(What is required) Repeat each line of the material below exactly as it appears, minus any pictures.

(Data shown)
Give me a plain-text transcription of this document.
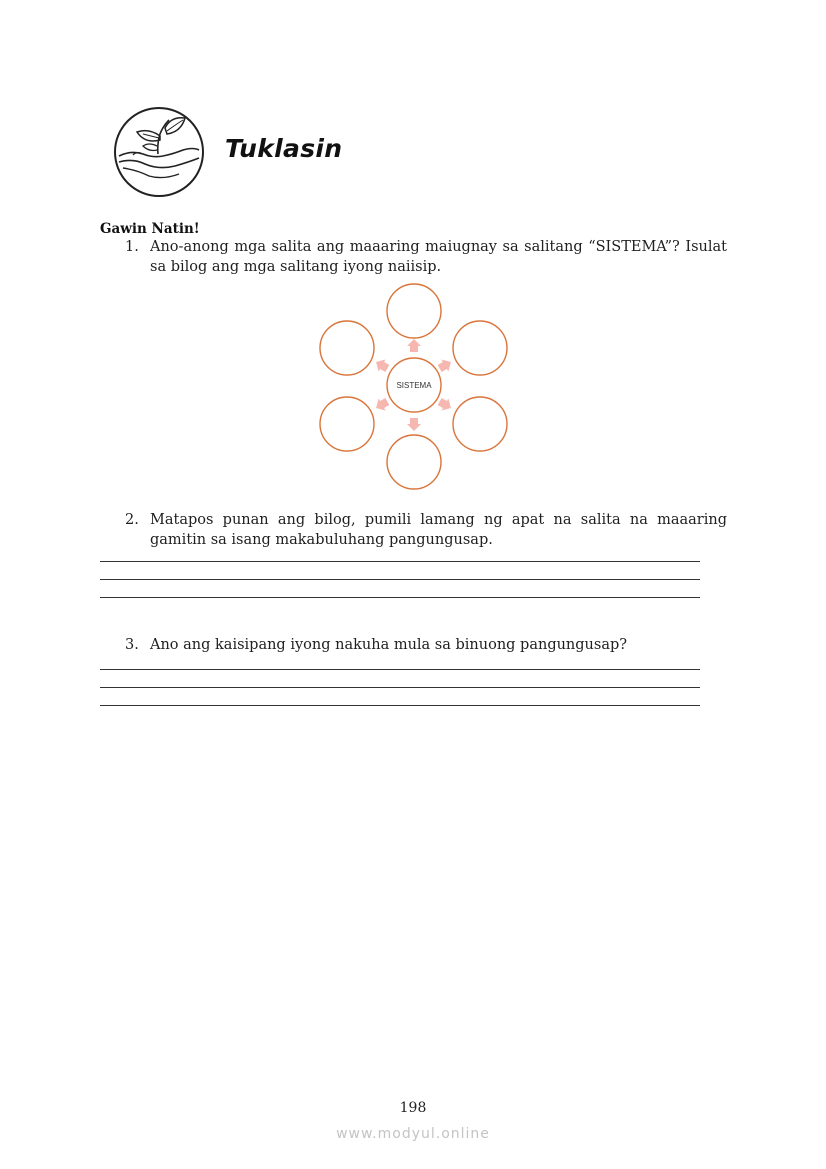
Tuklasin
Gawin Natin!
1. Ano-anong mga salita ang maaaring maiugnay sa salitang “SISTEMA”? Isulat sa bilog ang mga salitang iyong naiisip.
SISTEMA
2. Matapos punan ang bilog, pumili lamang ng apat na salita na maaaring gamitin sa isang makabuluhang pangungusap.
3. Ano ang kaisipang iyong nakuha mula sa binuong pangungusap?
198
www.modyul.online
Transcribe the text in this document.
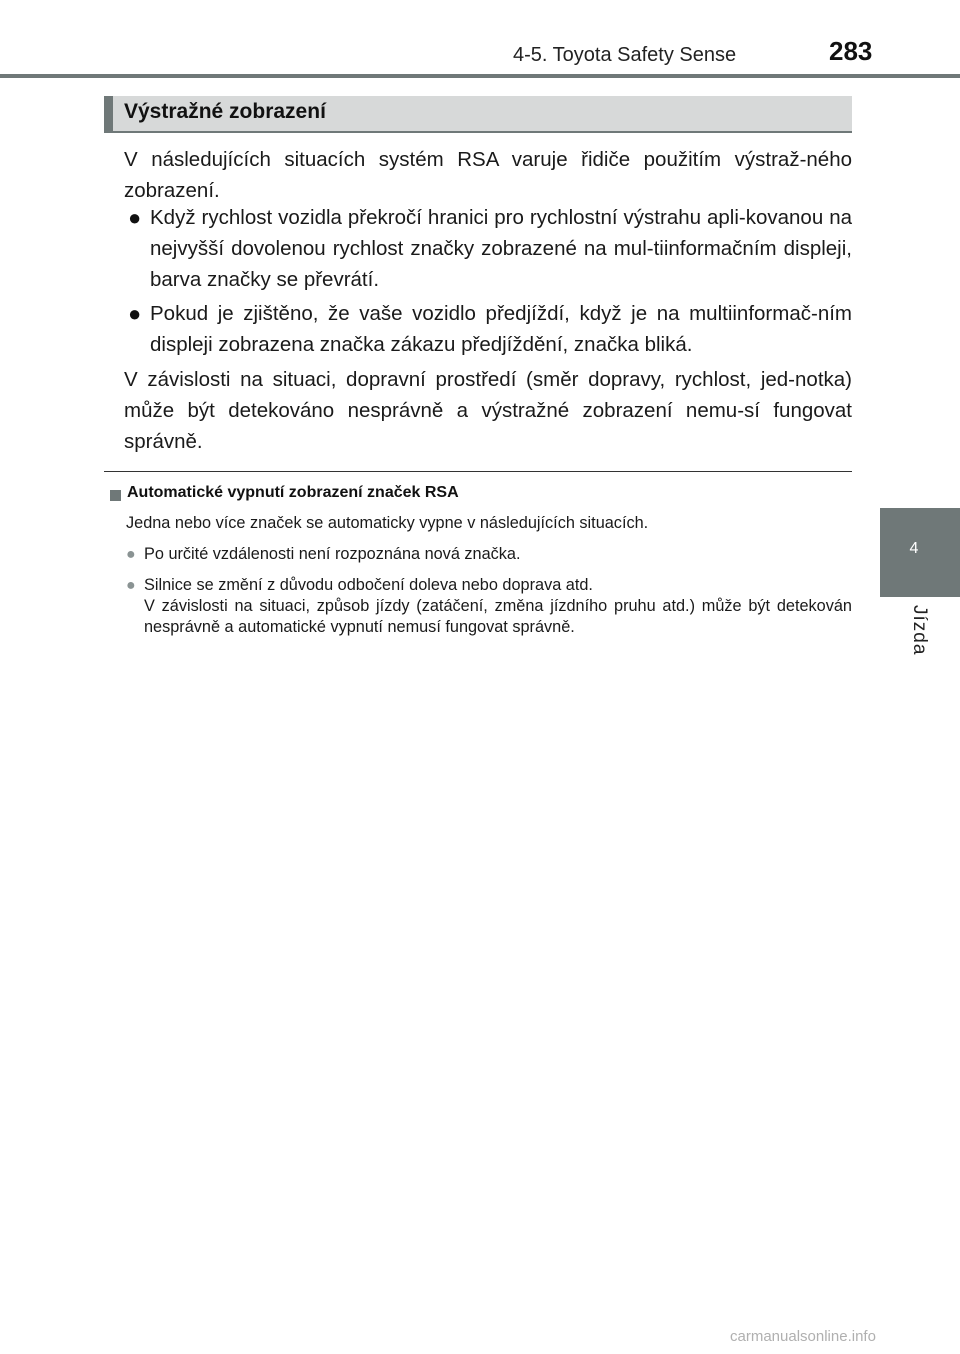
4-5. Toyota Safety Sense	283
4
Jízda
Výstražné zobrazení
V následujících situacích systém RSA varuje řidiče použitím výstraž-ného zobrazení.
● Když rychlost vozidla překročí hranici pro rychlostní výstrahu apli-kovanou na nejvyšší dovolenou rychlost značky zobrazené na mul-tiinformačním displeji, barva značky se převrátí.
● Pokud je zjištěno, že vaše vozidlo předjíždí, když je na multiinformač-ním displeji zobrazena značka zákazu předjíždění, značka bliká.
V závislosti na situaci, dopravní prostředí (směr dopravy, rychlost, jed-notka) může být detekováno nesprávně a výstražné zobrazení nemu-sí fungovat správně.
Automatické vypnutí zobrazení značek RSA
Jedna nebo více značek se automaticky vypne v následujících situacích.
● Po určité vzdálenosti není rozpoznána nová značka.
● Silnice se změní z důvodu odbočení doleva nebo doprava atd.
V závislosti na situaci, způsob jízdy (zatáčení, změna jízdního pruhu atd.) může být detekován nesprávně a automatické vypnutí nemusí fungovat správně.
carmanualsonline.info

(Output)
Give me a plain-text transcription of this document.
Tuklasin
Gawin Natin!
1. Ano-anong mga salita ang maaaring maiugnay sa salitang “SISTEMA”? Isulat sa bilog ang mga salitang iyong naiisip.
SISTEMA
2. Matapos punan ang bilog, pumili lamang ng apat na salita na maaaring gamitin sa isang makabuluhang pangungusap.
3. Ano ang kaisipang iyong nakuha mula sa binuong pangungusap?
198
www.modyul.online
Transcribe the text in this document.
4-5. Toyota Safety Sense	283
4
Jízda
Výstražné zobrazení
V následujících situacích systém RSA varuje řidiče použitím výstraž-ného zobrazení.
● Když rychlost vozidla překročí hranici pro rychlostní výstrahu apli-kovanou na nejvyšší dovolenou rychlost značky zobrazené na mul-tiinformačním displeji, barva značky se převrátí.
● Pokud je zjištěno, že vaše vozidlo předjíždí, když je na multiinformač-ním displeji zobrazena značka zákazu předjíždění, značka bliká.
V závislosti na situaci, dopravní prostředí (směr dopravy, rychlost, jed-notka) může být detekováno nesprávně a výstražné zobrazení nemu-sí fungovat správně.
Automatické vypnutí zobrazení značek RSA
Jedna nebo více značek se automaticky vypne v následujících situacích.
● Po určité vzdálenosti není rozpoznána nová značka.
● Silnice se změní z důvodu odbočení doleva nebo doprava atd.
V závislosti na situaci, způsob jízdy (zatáčení, změna jízdního pruhu atd.) může být detekován nesprávně a automatické vypnutí nemusí fungovat správně.
carmanualsonline.info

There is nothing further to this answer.